(Stored data)
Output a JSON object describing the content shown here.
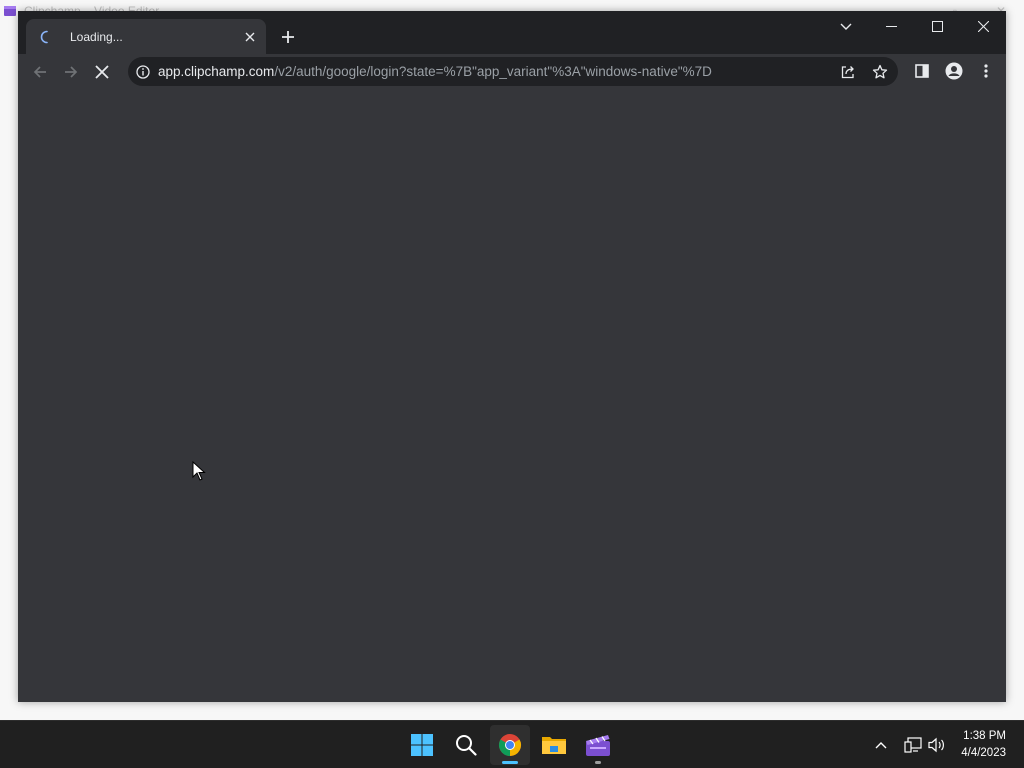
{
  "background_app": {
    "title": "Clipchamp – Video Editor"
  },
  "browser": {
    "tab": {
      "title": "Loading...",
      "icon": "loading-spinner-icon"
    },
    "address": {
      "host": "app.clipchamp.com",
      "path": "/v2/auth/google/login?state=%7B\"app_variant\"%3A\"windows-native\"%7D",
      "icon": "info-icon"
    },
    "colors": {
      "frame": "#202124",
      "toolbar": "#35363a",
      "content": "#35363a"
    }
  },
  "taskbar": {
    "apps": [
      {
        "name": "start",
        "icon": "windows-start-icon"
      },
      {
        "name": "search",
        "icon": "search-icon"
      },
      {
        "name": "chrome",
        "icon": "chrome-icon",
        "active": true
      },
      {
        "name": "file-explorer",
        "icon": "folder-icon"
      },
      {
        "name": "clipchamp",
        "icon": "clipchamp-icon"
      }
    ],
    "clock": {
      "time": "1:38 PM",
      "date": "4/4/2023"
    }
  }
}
---
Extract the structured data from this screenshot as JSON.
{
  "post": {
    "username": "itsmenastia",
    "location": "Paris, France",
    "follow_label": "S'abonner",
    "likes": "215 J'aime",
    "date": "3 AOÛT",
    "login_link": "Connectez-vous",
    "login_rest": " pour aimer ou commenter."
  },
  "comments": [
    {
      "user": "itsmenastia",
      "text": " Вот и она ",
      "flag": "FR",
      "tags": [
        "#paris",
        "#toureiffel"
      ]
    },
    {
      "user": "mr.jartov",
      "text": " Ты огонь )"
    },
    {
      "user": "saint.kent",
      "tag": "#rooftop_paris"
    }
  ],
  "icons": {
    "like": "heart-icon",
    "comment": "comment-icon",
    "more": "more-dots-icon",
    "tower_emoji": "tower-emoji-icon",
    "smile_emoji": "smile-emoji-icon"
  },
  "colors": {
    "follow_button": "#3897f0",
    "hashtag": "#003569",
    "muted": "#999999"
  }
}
==
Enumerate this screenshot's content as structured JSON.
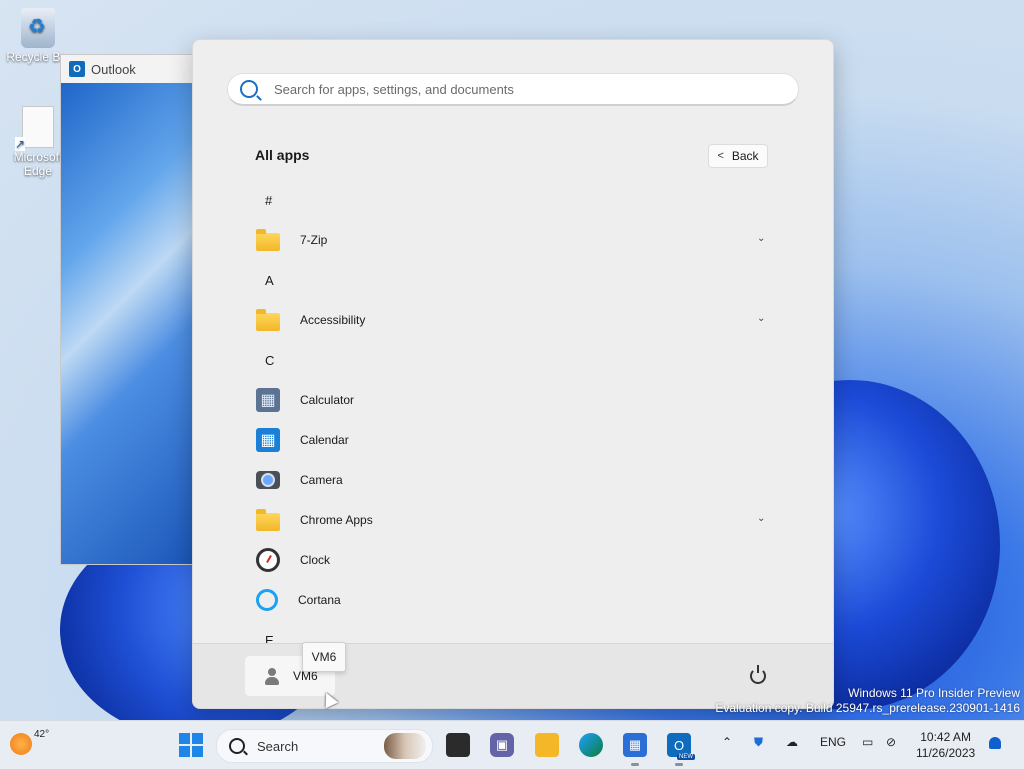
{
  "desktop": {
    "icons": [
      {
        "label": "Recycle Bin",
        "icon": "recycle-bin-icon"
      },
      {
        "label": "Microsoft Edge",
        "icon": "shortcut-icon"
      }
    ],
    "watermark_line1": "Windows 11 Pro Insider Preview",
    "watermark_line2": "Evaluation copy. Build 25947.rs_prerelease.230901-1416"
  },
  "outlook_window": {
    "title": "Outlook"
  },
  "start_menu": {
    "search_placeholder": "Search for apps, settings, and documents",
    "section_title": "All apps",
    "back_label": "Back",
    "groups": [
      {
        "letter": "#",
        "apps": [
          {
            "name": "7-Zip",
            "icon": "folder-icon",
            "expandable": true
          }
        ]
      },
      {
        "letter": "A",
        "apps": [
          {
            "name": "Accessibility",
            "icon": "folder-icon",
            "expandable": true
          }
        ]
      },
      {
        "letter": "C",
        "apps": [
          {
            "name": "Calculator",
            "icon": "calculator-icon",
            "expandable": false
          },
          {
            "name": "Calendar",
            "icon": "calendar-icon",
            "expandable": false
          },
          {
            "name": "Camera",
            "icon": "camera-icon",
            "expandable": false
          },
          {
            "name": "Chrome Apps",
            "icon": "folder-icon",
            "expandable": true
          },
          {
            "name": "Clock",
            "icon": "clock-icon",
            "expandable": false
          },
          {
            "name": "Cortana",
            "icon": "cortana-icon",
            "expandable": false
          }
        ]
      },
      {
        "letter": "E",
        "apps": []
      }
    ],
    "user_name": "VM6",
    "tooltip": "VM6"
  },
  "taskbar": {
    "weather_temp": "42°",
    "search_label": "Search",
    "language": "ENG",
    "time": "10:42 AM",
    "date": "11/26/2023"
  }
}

_Exercise description:_ From the data above, count the lines where "itsmenastia" occurs and give that figure and nothing else.

_Reply:_ 2